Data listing

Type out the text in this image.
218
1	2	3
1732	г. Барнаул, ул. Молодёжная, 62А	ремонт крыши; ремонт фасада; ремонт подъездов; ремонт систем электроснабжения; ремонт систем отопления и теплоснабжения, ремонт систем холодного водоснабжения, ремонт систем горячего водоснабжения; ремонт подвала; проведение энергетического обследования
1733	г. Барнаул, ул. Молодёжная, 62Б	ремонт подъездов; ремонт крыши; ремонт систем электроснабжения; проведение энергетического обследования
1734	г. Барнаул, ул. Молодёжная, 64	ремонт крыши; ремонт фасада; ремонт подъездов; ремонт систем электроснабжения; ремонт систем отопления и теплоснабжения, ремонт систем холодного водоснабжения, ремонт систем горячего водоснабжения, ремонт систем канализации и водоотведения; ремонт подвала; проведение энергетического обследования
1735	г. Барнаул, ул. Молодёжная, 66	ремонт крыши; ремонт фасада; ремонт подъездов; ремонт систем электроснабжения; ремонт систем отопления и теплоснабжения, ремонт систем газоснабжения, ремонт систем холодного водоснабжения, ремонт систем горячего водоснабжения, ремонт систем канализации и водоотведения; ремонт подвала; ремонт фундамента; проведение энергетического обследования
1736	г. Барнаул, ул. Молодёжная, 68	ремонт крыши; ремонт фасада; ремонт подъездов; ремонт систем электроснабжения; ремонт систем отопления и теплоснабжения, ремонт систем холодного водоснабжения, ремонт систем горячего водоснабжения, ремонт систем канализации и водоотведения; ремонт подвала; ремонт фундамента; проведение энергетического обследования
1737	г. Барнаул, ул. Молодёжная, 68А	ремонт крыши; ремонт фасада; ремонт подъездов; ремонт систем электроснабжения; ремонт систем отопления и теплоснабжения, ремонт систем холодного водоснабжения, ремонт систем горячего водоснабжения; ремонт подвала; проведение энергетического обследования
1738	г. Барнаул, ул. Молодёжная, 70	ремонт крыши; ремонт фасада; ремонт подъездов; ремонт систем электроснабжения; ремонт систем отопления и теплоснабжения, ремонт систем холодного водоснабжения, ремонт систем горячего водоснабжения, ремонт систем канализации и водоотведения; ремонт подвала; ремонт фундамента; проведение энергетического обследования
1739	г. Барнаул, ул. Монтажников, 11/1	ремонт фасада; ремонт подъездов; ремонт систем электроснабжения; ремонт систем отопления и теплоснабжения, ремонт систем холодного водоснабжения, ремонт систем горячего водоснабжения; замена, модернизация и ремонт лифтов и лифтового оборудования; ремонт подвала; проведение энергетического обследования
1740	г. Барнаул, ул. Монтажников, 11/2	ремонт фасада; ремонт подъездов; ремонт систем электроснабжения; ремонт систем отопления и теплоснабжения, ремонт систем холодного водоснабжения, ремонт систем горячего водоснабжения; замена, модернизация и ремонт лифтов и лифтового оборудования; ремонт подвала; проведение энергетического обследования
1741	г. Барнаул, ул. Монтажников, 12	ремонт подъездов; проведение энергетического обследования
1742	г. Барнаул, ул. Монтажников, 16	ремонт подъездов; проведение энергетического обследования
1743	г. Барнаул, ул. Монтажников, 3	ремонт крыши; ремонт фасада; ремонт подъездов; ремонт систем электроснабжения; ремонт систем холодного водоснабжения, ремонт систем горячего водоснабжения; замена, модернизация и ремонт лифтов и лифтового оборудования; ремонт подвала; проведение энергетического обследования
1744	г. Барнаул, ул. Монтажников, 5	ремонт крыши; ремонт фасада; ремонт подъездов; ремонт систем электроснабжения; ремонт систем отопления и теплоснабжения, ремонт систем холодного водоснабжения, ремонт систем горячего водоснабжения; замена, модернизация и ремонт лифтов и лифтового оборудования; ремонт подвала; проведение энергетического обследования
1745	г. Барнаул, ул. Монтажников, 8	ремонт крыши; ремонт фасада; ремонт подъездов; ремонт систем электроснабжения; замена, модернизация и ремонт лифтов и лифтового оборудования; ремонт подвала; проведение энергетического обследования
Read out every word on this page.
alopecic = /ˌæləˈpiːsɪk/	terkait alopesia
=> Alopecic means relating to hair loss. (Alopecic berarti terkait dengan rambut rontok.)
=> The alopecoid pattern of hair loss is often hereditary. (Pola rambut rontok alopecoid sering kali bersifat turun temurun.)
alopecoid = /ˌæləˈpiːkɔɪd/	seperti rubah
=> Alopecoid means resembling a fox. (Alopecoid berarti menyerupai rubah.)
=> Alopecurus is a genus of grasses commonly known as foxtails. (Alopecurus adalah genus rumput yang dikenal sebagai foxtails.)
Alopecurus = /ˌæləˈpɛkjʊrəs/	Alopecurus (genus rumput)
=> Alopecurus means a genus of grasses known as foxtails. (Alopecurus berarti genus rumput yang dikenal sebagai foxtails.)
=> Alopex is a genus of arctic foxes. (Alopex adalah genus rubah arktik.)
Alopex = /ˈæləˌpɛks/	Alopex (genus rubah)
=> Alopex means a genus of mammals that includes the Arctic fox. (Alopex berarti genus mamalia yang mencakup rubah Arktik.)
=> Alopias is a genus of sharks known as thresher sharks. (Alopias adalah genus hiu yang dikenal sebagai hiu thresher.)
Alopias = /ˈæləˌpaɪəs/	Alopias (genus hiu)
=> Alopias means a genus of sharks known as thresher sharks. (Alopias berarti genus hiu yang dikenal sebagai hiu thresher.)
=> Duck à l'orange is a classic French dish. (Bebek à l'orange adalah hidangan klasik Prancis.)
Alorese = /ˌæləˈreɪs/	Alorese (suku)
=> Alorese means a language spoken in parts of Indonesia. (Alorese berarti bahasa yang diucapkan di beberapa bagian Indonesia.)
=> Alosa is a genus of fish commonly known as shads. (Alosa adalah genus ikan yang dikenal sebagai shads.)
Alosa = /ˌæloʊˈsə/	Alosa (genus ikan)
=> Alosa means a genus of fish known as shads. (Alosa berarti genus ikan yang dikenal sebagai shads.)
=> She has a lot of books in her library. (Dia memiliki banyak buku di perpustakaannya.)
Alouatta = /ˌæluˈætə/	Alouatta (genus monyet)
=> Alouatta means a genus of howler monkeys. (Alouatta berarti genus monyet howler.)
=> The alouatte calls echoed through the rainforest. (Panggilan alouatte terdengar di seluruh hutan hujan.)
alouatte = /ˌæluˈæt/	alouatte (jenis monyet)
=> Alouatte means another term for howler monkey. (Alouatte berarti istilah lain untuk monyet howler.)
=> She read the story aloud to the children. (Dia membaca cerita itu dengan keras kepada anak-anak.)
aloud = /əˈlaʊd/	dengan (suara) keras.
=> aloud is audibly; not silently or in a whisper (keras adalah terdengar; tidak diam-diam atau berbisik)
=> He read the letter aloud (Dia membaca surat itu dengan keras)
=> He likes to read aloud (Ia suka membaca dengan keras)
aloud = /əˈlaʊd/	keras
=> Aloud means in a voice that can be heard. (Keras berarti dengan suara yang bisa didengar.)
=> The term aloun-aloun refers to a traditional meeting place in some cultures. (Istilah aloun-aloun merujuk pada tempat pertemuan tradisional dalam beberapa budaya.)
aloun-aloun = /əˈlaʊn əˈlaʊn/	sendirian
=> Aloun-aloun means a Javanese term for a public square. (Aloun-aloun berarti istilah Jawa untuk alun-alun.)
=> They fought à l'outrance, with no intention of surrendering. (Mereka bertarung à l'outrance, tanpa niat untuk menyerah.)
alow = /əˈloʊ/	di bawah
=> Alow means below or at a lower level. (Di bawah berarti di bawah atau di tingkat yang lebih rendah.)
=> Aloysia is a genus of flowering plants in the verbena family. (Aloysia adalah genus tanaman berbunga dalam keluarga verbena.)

What you should do: Extract all lines as given.

The completed task:
Type out the text in this image.
218
1	2	3
1732	г. Барнаул, ул. Молодёжная, 62А	ремонт крыши; ремонт фасада; ремонт подъездов; ремонт систем электроснабжения; ремонт систем отопления и теплоснабжения, ремонт систем холодного водоснабжения, ремонт систем горячего водоснабжения; ремонт подвала; проведение энергетического обследования
1733	г. Барнаул, ул. Молодёжная, 62Б	ремонт подъездов; ремонт крыши; ремонт систем электроснабжения; проведение энергетического обследования
1734	г. Барнаул, ул. Молодёжная, 64	ремонт крыши; ремонт фасада; ремонт подъездов; ремонт систем электроснабжения; ремонт систем отопления и теплоснабжения, ремонт систем холодного водоснабжения, ремонт систем горячего водоснабжения, ремонт систем канализации и водоотведения; ремонт подвала; проведение энергетического обследования
1735	г. Барнаул, ул. Молодёжная, 66	ремонт крыши; ремонт фасада; ремонт подъездов; ремонт систем электроснабжения; ремонт систем отопления и теплоснабжения, ремонт систем газоснабжения, ремонт систем холодного водоснабжения, ремонт систем горячего водоснабжения, ремонт систем канализации и водоотведения; ремонт подвала; ремонт фундамента; проведение энергетического обследования
1736	г. Барнаул, ул. Молодёжная, 68	ремонт крыши; ремонт фасада; ремонт подъездов; ремонт систем электроснабжения; ремонт систем отопления и теплоснабжения, ремонт систем холодного водоснабжения, ремонт систем горячего водоснабжения, ремонт систем канализации и водоотведения; ремонт подвала; ремонт фундамента; проведение энергетического обследования
1737	г. Барнаул, ул. Молодёжная, 68А	ремонт крыши; ремонт фасада; ремонт подъездов; ремонт систем электроснабжения; ремонт систем отопления и теплоснабжения, ремонт систем холодного водоснабжения, ремонт систем горячего водоснабжения; ремонт подвала; проведение энергетического обследования
1738	г. Барнаул, ул. Молодёжная, 70	ремонт крыши; ремонт фасада; ремонт подъездов; ремонт систем электроснабжения; ремонт систем отопления и теплоснабжения, ремонт систем холодного водоснабжения, ремонт систем горячего водоснабжения, ремонт систем канализации и водоотведения; ремонт подвала; ремонт фундамента; проведение энергетического обследования
1739	г. Барнаул, ул. Монтажников, 11/1	ремонт фасада; ремонт подъездов; ремонт систем электроснабжения; ремонт систем отопления и теплоснабжения, ремонт систем холодного водоснабжения, ремонт систем горячего водоснабжения; замена, модернизация и ремонт лифтов и лифтового оборудования; ремонт подвала; проведение энергетического обследования
1740	г. Барнаул, ул. Монтажников, 11/2	ремонт фасада; ремонт подъездов; ремонт систем электроснабжения; ремонт систем отопления и теплоснабжения, ремонт систем холодного водоснабжения, ремонт систем горячего водоснабжения; замена, модернизация и ремонт лифтов и лифтового оборудования; ремонт подвала; проведение энергетического обследования
1741	г. Барнаул, ул. Монтажников, 12	ремонт подъездов; проведение энергетического обследования
1742	г. Барнаул, ул. Монтажников, 16	ремонт подъездов; проведение энергетического обследования
1743	г. Барнаул, ул. Монтажников, 3	ремонт крыши; ремонт фасада; ремонт подъездов; ремонт систем электроснабжения; ремонт систем холодного водоснабжения, ремонт систем горячего водоснабжения; замена, модернизация и ремонт лифтов и лифтового оборудования; ремонт подвала; проведение энергетического обследования
1744	г. Барнаул, ул. Монтажников, 5	ремонт крыши; ремонт фасада; ремонт подъездов; ремонт систем электроснабжения; ремонт систем отопления и теплоснабжения, ремонт систем холодного водоснабжения, ремонт систем горячего водоснабжения; замена, модернизация и ремонт лифтов и лифтового оборудования; ремонт подвала; проведение энергетического обследования
1745	г. Барнаул, ул. Монтажников, 8	ремонт крыши; ремонт фасада; ремонт подъездов; ремонт систем электроснабжения; замена, модернизация и ремонт лифтов и лифтового оборудования; ремонт подвала; проведение энергетического обследования
Read out every word on this page.
alopecic = /ˌæləˈpiːsɪk/	terkait alopesia
=> Alopecic means relating to hair loss. (Alopecic berarti terkait dengan rambut rontok.)
=> The alopecoid pattern of hair loss is often hereditary. (Pola rambut rontok alopecoid sering kali bersifat turun temurun.)
alopecoid = /ˌæləˈpiːkɔɪd/	seperti rubah
=> Alopecoid means resembling a fox. (Alopecoid berarti menyerupai rubah.)
=> Alopecurus is a genus of grasses commonly known as foxtails. (Alopecurus adalah genus rumput yang dikenal sebagai foxtails.)
Alopecurus = /ˌæləˈpɛkjʊrəs/	Alopecurus (genus rumput)
=> Alopecurus means a genus of grasses known as foxtails. (Alopecurus berarti genus rumput yang dikenal sebagai foxtails.)
=> Alopex is a genus of arctic foxes. (Alopex adalah genus rubah arktik.)
Alopex = /ˈæləˌpɛks/	Alopex (genus rubah)
=> Alopex means a genus of mammals that includes the Arctic fox. (Alopex berarti genus mamalia yang mencakup rubah Arktik.)
=> Alopias is a genus of sharks known as thresher sharks. (Alopias adalah genus hiu yang dikenal sebagai hiu thresher.)
Alopias = /ˈæləˌpaɪəs/	Alopias (genus hiu)
=> Alopias means a genus of sharks known as thresher sharks. (Alopias berarti genus hiu yang dikenal sebagai hiu thresher.)
=> Duck à l'orange is a classic French dish. (Bebek à l'orange adalah hidangan klasik Prancis.)
Alorese = /ˌæləˈreɪs/	Alorese (suku)
=> Alorese means a language spoken in parts of Indonesia. (Alorese berarti bahasa yang diucapkan di beberapa bagian Indonesia.)
=> Alosa is a genus of fish commonly known as shads. (Alosa adalah genus ikan yang dikenal sebagai shads.)
Alosa = /ˌæloʊˈsə/	Alosa (genus ikan)
=> Alosa means a genus of fish known as shads. (Alosa berarti genus ikan yang dikenal sebagai shads.)
=> She has a lot of books in her library. (Dia memiliki banyak buku di perpustakaannya.)
Alouatta = /ˌæluˈætə/	Alouatta (genus monyet)
=> Alouatta means a genus of howler monkeys. (Alouatta berarti genus monyet howler.)
=> The alouatte calls echoed through the rainforest. (Panggilan alouatte terdengar di seluruh hutan hujan.)
alouatte = /ˌæluˈæt/	alouatte (jenis monyet)
=> Alouatte means another term for howler monkey. (Alouatte berarti istilah lain untuk monyet howler.)
=> She read the story aloud to the children. (Dia membaca cerita itu dengan keras kepada anak-anak.)
aloud = /əˈlaʊd/	dengan (suara) keras.
=> aloud is audibly; not silently or in a whisper (keras adalah terdengar; tidak diam-diam atau berbisik)
=> He read the letter aloud (Dia membaca surat itu dengan keras)
=> He likes to read aloud (Ia suka membaca dengan keras)
aloud = /əˈlaʊd/	keras
=> Aloud means in a voice that can be heard. (Keras berarti dengan suara yang bisa didengar.)
=> The term aloun-aloun refers to a traditional meeting place in some cultures. (Istilah aloun-aloun merujuk pada tempat pertemuan tradisional dalam beberapa budaya.)
aloun-aloun = /əˈlaʊn əˈlaʊn/	sendirian
=> Aloun-aloun means a Javanese term for a public square. (Aloun-aloun berarti istilah Jawa untuk alun-alun.)
=> They fought à l'outrance, with no intention of surrendering. (Mereka bertarung à l'outrance, tanpa niat untuk menyerah.)
alow = /əˈloʊ/	di bawah
=> Alow means below or at a lower level. (Di bawah berarti di bawah atau di tingkat yang lebih rendah.)
=> Aloysia is a genus of flowering plants in the verbena family. (Aloysia adalah genus tanaman berbunga dalam keluarga verbena.)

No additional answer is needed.